• **Requirements**
Return the listing below in full, with every line exactly as it is.

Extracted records
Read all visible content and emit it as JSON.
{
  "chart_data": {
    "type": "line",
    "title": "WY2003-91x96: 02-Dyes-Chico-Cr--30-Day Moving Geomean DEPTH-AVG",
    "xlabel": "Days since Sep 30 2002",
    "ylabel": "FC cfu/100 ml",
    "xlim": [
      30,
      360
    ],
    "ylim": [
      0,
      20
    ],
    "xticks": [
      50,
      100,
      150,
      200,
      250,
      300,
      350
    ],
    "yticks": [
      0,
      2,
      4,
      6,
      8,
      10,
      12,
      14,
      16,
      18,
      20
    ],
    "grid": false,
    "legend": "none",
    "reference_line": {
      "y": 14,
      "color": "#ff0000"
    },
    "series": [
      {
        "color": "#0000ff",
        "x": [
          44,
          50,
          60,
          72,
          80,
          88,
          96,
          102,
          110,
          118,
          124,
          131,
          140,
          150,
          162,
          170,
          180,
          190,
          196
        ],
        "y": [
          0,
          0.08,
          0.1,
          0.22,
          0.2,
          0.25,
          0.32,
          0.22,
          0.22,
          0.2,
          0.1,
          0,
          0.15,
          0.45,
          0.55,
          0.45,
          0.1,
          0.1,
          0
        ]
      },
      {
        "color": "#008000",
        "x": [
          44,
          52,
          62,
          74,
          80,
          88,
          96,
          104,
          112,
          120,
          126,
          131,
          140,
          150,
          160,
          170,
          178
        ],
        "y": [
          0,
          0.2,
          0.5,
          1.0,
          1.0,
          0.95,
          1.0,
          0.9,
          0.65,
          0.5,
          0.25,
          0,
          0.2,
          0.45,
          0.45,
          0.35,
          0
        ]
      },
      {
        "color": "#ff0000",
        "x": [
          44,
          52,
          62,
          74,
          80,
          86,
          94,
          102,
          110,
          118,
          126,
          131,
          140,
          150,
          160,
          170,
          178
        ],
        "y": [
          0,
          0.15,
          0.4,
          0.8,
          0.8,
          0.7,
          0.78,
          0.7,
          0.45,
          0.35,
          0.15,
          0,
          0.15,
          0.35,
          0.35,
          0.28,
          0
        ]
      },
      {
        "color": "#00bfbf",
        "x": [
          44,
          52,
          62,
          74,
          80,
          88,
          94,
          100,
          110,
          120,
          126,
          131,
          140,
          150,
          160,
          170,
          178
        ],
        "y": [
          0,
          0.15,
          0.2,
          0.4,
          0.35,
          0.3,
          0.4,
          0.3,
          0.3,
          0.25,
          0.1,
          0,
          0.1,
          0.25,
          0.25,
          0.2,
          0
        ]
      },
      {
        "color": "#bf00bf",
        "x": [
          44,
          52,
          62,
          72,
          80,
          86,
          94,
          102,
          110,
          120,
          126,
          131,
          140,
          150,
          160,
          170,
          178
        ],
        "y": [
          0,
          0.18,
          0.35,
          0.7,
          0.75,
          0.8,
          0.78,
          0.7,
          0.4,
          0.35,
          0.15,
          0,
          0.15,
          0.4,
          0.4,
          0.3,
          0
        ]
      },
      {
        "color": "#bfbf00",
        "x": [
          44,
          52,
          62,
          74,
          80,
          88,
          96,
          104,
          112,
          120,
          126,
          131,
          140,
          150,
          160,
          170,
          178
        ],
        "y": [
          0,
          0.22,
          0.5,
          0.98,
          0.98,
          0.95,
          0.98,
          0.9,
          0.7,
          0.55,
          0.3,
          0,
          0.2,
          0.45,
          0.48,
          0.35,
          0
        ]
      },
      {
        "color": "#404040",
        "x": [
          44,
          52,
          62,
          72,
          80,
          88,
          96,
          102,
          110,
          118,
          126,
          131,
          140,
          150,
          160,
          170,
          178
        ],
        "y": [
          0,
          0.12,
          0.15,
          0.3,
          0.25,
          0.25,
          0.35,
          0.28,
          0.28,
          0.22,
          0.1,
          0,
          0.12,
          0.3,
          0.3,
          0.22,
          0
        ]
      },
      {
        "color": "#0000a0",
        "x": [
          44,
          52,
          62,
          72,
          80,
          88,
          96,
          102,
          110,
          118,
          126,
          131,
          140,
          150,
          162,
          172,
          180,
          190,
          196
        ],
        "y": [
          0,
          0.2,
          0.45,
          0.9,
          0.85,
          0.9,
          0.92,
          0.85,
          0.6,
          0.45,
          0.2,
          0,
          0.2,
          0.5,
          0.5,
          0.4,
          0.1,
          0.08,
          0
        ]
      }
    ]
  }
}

• **Full answer**
Read all visible content and emit it as JSON.
{
  "chart_data": {
    "type": "line",
    "title": "WY2003-91x96: 02-Dyes-Chico-Cr--30-Day Moving Geomean DEPTH-AVG",
    "xlabel": "Days since Sep 30 2002",
    "ylabel": "FC cfu/100 ml",
    "xlim": [
      30,
      360
    ],
    "ylim": [
      0,
      20
    ],
    "xticks": [
      50,
      100,
      150,
      200,
      250,
      300,
      350
    ],
    "yticks": [
      0,
      2,
      4,
      6,
      8,
      10,
      12,
      14,
      16,
      18,
      20
    ],
    "grid": false,
    "legend": "none",
    "reference_line": {
      "y": 14,
      "color": "#ff0000"
    },
    "series": [
      {
        "color": "#0000ff",
        "x": [
          44,
          50,
          60,
          72,
          80,
          88,
          96,
          102,
          110,
          118,
          124,
          131,
          140,
          150,
          162,
          170,
          180,
          190,
          196
        ],
        "y": [
          0,
          0.08,
          0.1,
          0.22,
          0.2,
          0.25,
          0.32,
          0.22,
          0.22,
          0.2,
          0.1,
          0,
          0.15,
          0.45,
          0.55,
          0.45,
          0.1,
          0.1,
          0
        ]
      },
      {
        "color": "#008000",
        "x": [
          44,
          52,
          62,
          74,
          80,
          88,
          96,
          104,
          112,
          120,
          126,
          131,
          140,
          150,
          160,
          170,
          178
        ],
        "y": [
          0,
          0.2,
          0.5,
          1.0,
          1.0,
          0.95,
          1.0,
          0.9,
          0.65,
          0.5,
          0.25,
          0,
          0.2,
          0.45,
          0.45,
          0.35,
          0
        ]
      },
      {
        "color": "#ff0000",
        "x": [
          44,
          52,
          62,
          74,
          80,
          86,
          94,
          102,
          110,
          118,
          126,
          131,
          140,
          150,
          160,
          170,
          178
        ],
        "y": [
          0,
          0.15,
          0.4,
          0.8,
          0.8,
          0.7,
          0.78,
          0.7,
          0.45,
          0.35,
          0.15,
          0,
          0.15,
          0.35,
          0.35,
          0.28,
          0
        ]
      },
      {
        "color": "#00bfbf",
        "x": [
          44,
          52,
          62,
          74,
          80,
          88,
          94,
          100,
          110,
          120,
          126,
          131,
          140,
          150,
          160,
          170,
          178
        ],
        "y": [
          0,
          0.15,
          0.2,
          0.4,
          0.35,
          0.3,
          0.4,
          0.3,
          0.3,
          0.25,
          0.1,
          0,
          0.1,
          0.25,
          0.25,
          0.2,
          0
        ]
      },
      {
        "color": "#bf00bf",
        "x": [
          44,
          52,
          62,
          72,
          80,
          86,
          94,
          102,
          110,
          120,
          126,
          131,
          140,
          150,
          160,
          170,
          178
        ],
        "y": [
          0,
          0.18,
          0.35,
          0.7,
          0.75,
          0.8,
          0.78,
          0.7,
          0.4,
          0.35,
          0.15,
          0,
          0.15,
          0.4,
          0.4,
          0.3,
          0
        ]
      },
      {
        "color": "#bfbf00",
        "x": [
          44,
          52,
          62,
          74,
          80,
          88,
          96,
          104,
          112,
          120,
          126,
          131,
          140,
          150,
          160,
          170,
          178
        ],
        "y": [
          0,
          0.22,
          0.5,
          0.98,
          0.98,
          0.95,
          0.98,
          0.9,
          0.7,
          0.55,
          0.3,
          0,
          0.2,
          0.45,
          0.48,
          0.35,
          0
        ]
      },
      {
        "color": "#404040",
        "x": [
          44,
          52,
          62,
          72,
          80,
          88,
          96,
          102,
          110,
          118,
          126,
          131,
          140,
          150,
          160,
          170,
          178
        ],
        "y": [
          0,
          0.12,
          0.15,
          0.3,
          0.25,
          0.25,
          0.35,
          0.28,
          0.28,
          0.22,
          0.1,
          0,
          0.12,
          0.3,
          0.3,
          0.22,
          0
        ]
      },
      {
        "color": "#0000a0",
        "x": [
          44,
          52,
          62,
          72,
          80,
          88,
          96,
          102,
          110,
          118,
          126,
          131,
          140,
          150,
          162,
          172,
          180,
          190,
          196
        ],
        "y": [
          0,
          0.2,
          0.45,
          0.9,
          0.85,
          0.9,
          0.92,
          0.85,
          0.6,
          0.45,
          0.2,
          0,
          0.2,
          0.5,
          0.5,
          0.4,
          0.1,
          0.08,
          0
        ]
      }
    ]
  }
}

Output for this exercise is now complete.